-- Provided records start --

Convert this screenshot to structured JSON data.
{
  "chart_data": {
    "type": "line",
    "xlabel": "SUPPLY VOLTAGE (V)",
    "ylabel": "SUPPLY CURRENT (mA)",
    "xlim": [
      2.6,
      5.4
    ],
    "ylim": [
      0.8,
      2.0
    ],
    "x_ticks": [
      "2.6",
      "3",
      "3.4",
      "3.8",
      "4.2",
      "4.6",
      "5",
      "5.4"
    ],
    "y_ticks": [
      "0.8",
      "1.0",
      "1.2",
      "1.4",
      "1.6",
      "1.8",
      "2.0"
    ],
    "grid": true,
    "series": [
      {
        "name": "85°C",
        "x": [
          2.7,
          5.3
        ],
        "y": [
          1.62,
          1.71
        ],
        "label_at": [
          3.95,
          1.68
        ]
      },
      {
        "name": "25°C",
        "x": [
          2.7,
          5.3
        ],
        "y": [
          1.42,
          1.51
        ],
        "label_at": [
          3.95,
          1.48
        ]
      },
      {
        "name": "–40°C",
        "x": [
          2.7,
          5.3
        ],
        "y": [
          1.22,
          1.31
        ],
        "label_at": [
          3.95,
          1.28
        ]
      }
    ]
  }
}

-- Provided records end --

Send back every record, precisely as written.

Convert this screenshot to structured JSON data.
{
  "chart_data": {
    "type": "line",
    "xlabel": "SUPPLY VOLTAGE (V)",
    "ylabel": "SUPPLY CURRENT (mA)",
    "xlim": [
      2.6,
      5.4
    ],
    "ylim": [
      0.8,
      2.0
    ],
    "x_ticks": [
      "2.6",
      "3",
      "3.4",
      "3.8",
      "4.2",
      "4.6",
      "5",
      "5.4"
    ],
    "y_ticks": [
      "0.8",
      "1.0",
      "1.2",
      "1.4",
      "1.6",
      "1.8",
      "2.0"
    ],
    "grid": true,
    "series": [
      {
        "name": "85°C",
        "x": [
          2.7,
          5.3
        ],
        "y": [
          1.62,
          1.71
        ],
        "label_at": [
          3.95,
          1.68
        ]
      },
      {
        "name": "25°C",
        "x": [
          2.7,
          5.3
        ],
        "y": [
          1.42,
          1.51
        ],
        "label_at": [
          3.95,
          1.48
        ]
      },
      {
        "name": "–40°C",
        "x": [
          2.7,
          5.3
        ],
        "y": [
          1.22,
          1.31
        ],
        "label_at": [
          3.95,
          1.28
        ]
      }
    ]
  }
}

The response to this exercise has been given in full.